**Problem**
Where a line contains the string "data", copy that line.

* * * * * * *

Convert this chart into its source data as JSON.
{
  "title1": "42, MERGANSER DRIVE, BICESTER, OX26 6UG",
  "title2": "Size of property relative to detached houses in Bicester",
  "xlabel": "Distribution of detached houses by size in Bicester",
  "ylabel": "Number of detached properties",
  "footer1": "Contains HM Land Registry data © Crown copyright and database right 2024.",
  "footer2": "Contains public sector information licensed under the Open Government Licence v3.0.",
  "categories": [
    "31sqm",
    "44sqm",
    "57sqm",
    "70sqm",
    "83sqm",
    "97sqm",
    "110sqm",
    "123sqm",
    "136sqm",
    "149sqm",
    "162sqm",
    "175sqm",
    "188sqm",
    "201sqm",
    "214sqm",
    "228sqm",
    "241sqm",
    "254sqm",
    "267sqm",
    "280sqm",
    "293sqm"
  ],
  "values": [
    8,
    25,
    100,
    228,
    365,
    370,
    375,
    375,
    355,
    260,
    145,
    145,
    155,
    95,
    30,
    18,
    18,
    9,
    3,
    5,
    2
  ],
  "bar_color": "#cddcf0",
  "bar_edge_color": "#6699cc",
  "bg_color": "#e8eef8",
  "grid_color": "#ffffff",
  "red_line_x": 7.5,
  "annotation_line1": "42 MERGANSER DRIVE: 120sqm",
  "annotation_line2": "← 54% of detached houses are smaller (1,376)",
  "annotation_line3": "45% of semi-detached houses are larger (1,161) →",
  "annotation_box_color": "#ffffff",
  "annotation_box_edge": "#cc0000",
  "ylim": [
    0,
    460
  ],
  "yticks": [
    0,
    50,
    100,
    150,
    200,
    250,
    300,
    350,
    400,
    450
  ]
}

* * * * * * *

**Exercise result**
Convert this chart into its source data as JSON.
  "footer1": "Contains HM Land Registry data © Crown copyright and database right 2024.",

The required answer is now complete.